═══ Given records ═══
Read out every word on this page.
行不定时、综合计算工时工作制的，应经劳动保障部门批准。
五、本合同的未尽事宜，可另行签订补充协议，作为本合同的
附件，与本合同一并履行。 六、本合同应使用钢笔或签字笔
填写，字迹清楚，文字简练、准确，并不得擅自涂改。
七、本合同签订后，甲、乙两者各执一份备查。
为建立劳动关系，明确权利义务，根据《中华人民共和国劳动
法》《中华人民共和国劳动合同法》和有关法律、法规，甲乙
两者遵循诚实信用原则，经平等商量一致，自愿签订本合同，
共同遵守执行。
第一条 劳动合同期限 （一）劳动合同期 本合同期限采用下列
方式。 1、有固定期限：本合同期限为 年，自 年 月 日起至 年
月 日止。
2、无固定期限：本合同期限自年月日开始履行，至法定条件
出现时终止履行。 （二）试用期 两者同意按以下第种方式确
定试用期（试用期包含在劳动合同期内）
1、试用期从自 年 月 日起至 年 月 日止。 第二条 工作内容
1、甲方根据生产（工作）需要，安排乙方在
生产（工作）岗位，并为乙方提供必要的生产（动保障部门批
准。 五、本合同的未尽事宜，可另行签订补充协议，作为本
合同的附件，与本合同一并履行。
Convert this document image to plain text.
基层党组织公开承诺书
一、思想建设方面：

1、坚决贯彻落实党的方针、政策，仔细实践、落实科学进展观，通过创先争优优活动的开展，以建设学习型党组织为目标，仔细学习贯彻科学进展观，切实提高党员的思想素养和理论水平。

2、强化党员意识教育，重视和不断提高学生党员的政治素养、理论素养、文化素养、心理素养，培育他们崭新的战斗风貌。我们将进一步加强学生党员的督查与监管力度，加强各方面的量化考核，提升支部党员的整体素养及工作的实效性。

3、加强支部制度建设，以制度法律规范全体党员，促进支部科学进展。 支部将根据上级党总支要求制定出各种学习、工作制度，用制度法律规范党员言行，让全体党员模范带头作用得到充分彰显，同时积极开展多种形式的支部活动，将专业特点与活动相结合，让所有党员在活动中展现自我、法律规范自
═══
§ What you are asked to do
Your task is to list each line of the records with the word "与本合同一并履行".

§ Response below
附件，与本合同一并履行。 六、本合同应使用钢笔或签字笔
合同的附件，与本合同一并履行。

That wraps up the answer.